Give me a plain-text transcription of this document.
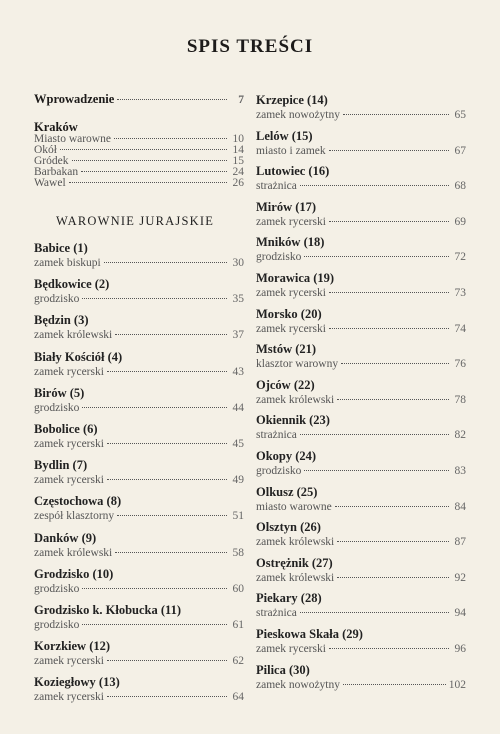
SPIS TREŚCI
Wprowadzenie	7
Kraków
Miasto warowne	10
Okół	14
Gródek	15
Barbakan	24
Wawel	26
WAROWNIE JURAJSKIE
Babice (1)
zamek biskupi	30
Będkowice (2)
grodzisko	35
Będzin (3)
zamek królewski	37
Biały Kościół (4)
zamek rycerski	43
Birów (5)
grodzisko	44
Bobolice (6)
zamek rycerski	45
Bydlin (7)
zamek rycerski	49
Częstochowa (8)
zespół klasztorny	51
Danków (9)
zamek królewski	58
Grodzisko (10)
grodzisko	60
Grodzisko k. Kłobucka (11)
grodzisko	61
Korzkiew (12)
zamek rycerski	62
Koziegłowy (13)
zamek rycerski	64
Krzepice (14)
zamek nowożytny	65
Lelów (15)
miasto i zamek	67
Lutowiec (16)
strażnica	68
Mirów (17)
zamek rycerski	69
Mników (18)
grodzisko	72
Morawica (19)
zamek rycerski	73
Morsko (20)
zamek rycerski	74
Mstów (21)
klasztor warowny	76
Ojców (22)
zamek królewski	78
Okiennik (23)
strażnica	82
Okopy (24)
grodzisko	83
Olkusz (25)
miasto warowne	84
Olsztyn (26)
zamek królewski	87
Ostrężnik (27)
zamek królewski	92
Piekary (28)
strażnica	94
Pieskowa Skała (29)
zamek rycerski	96
Pilica (30)
zamek nowożytny	102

WHAT NEEDS TO BE DONE: Repeat each record exactly as shown above, dropping all images.

SOLUTION BELOW:
Give me a plain-text transcription of this document.
SPIS TREŚCI
Wprowadzenie	7
Kraków
Miasto warowne	10
Okół	14
Gródek	15
Barbakan	24
Wawel	26
WAROWNIE JURAJSKIE
Babice (1)
zamek biskupi	30
Będkowice (2)
grodzisko	35
Będzin (3)
zamek królewski	37
Biały Kościół (4)
zamek rycerski	43
Birów (5)
grodzisko	44
Bobolice (6)
zamek rycerski	45
Bydlin (7)
zamek rycerski	49
Częstochowa (8)
zespół klasztorny	51
Danków (9)
zamek królewski	58
Grodzisko (10)
grodzisko	60
Grodzisko k. Kłobucka (11)
grodzisko	61
Korzkiew (12)
zamek rycerski	62
Koziegłowy (13)
zamek rycerski	64
Krzepice (14)
zamek nowożytny	65
Lelów (15)
miasto i zamek	67
Lutowiec (16)
strażnica	68
Mirów (17)
zamek rycerski	69
Mników (18)
grodzisko	72
Morawica (19)
zamek rycerski	73
Morsko (20)
zamek rycerski	74
Mstów (21)
klasztor warowny	76
Ojców (22)
zamek królewski	78
Okiennik (23)
strażnica	82
Okopy (24)
grodzisko	83
Olkusz (25)
miasto warowne	84
Olsztyn (26)
zamek królewski	87
Ostrężnik (27)
zamek królewski	92
Piekary (28)
strażnica	94
Pieskowa Skała (29)
zamek rycerski	96
Pilica (30)
zamek nowożytny	102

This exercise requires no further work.